*EXERCISE DESCRIPTION:*
Restate the material word for word and leave out anything that is a picture.
-- Start of RECORDS SHOWN --
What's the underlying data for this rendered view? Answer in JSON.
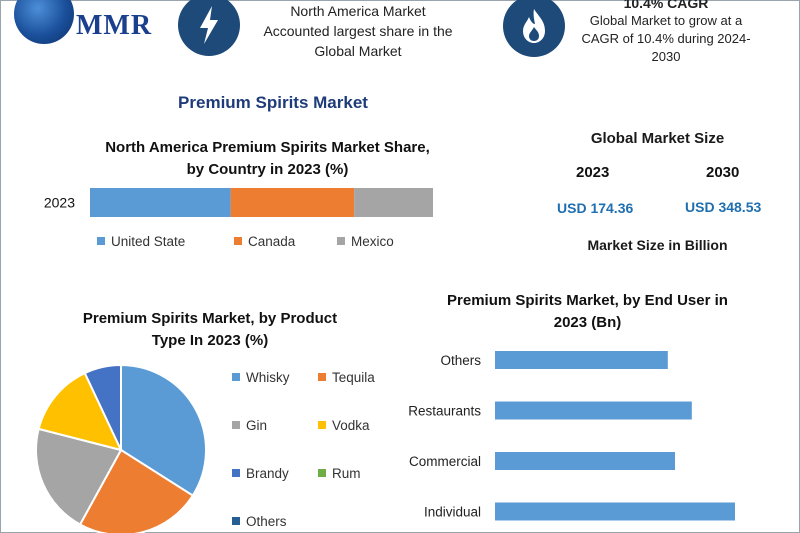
{
  "header": {
    "logo_text": "MMR",
    "item1": {
      "lines": [
        "North America Market",
        "Accounted largest share in the",
        "Global Market"
      ]
    },
    "item2": {
      "title": "10.4% CAGR",
      "lines": [
        "Global Market to grow at a",
        "CAGR of 10.4% during 2024-",
        "2030"
      ]
    }
  },
  "page_title": "Premium Spirits Market",
  "market_size": {
    "title": "Global Market Size",
    "years": [
      "2023",
      "2030"
    ],
    "values": [
      "USD 174.36",
      "USD 348.53"
    ],
    "unit_label": "Market Size in Billion"
  },
  "colors": {
    "blue": "#5b9bd5",
    "orange": "#ed7d31",
    "gray": "#a5a5a5",
    "yellow": "#ffc000",
    "navy": "#4472c4",
    "green": "#70ad47",
    "darkblue": "#255e91"
  },
  "chart_data": [
    {
      "type": "bar",
      "orientation": "horizontal-stacked",
      "title_lines": [
        "North America Premium Spirits Market Share,",
        "by Country in 2023 (%)"
      ],
      "categories": [
        "2023"
      ],
      "series": [
        {
          "name": "United State",
          "values": [
            41
          ]
        },
        {
          "name": "Canada",
          "values": [
            36
          ]
        },
        {
          "name": "Mexico",
          "values": [
            23
          ]
        }
      ],
      "legend": "bottom"
    },
    {
      "type": "pie",
      "title_lines": [
        "Premium Spirits Market, by Product",
        "Type In 2023 (%)"
      ],
      "labels": [
        "Whisky",
        "Tequila",
        "Gin",
        "Vodka",
        "Brandy",
        "Rum",
        "Others"
      ],
      "values": [
        34,
        24,
        21,
        14,
        7,
        0,
        0
      ],
      "legend": "right"
    },
    {
      "type": "bar",
      "orientation": "horizontal",
      "title_lines": [
        "Premium Spirits Market, by End User in",
        "2023 (Bn)"
      ],
      "categories": [
        "Others",
        "Restaurants",
        "Commercial",
        "Individual"
      ],
      "values": [
        72,
        82,
        75,
        100
      ],
      "xlim": [
        0,
        100
      ],
      "grid": false
    }
  ]
}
-- End of RECORDS SHOWN --
*RESPONSE TO THE EXERCISE:*
What's the underlying data for this rendered view? Answer in JSON.
{
  "header": {
    "logo_text": "MMR",
    "item1": {
      "lines": [
        "North America Market",
        "Accounted largest share in the",
        "Global Market"
      ]
    },
    "item2": {
      "title": "10.4% CAGR",
      "lines": [
        "Global Market to grow at a",
        "CAGR of 10.4% during 2024-",
        "2030"
      ]
    }
  },
  "page_title": "Premium Spirits Market",
  "market_size": {
    "title": "Global Market Size",
    "years": [
      "2023",
      "2030"
    ],
    "values": [
      "USD 174.36",
      "USD 348.53"
    ],
    "unit_label": "Market Size in Billion"
  },
  "colors": {
    "blue": "#5b9bd5",
    "orange": "#ed7d31",
    "gray": "#a5a5a5",
    "yellow": "#ffc000",
    "navy": "#4472c4",
    "green": "#70ad47",
    "darkblue": "#255e91"
  },
  "chart_data": [
    {
      "type": "bar",
      "orientation": "horizontal-stacked",
      "title_lines": [
        "North America Premium Spirits Market Share,",
        "by Country in 2023 (%)"
      ],
      "categories": [
        "2023"
      ],
      "series": [
        {
          "name": "United State",
          "values": [
            41
          ]
        },
        {
          "name": "Canada",
          "values": [
            36
          ]
        },
        {
          "name": "Mexico",
          "values": [
            23
          ]
        }
      ],
      "legend": "bottom"
    },
    {
      "type": "pie",
      "title_lines": [
        "Premium Spirits Market, by Product",
        "Type In 2023 (%)"
      ],
      "labels": [
        "Whisky",
        "Tequila",
        "Gin",
        "Vodka",
        "Brandy",
        "Rum",
        "Others"
      ],
      "values": [
        34,
        24,
        21,
        14,
        7,
        0,
        0
      ],
      "legend": "right"
    },
    {
      "type": "bar",
      "orientation": "horizontal",
      "title_lines": [
        "Premium Spirits Market, by End User in",
        "2023 (Bn)"
      ],
      "categories": [
        "Others",
        "Restaurants",
        "Commercial",
        "Individual"
      ],
      "values": [
        72,
        82,
        75,
        100
      ],
      "xlim": [
        0,
        100
      ],
      "grid": false
    }
  ]
}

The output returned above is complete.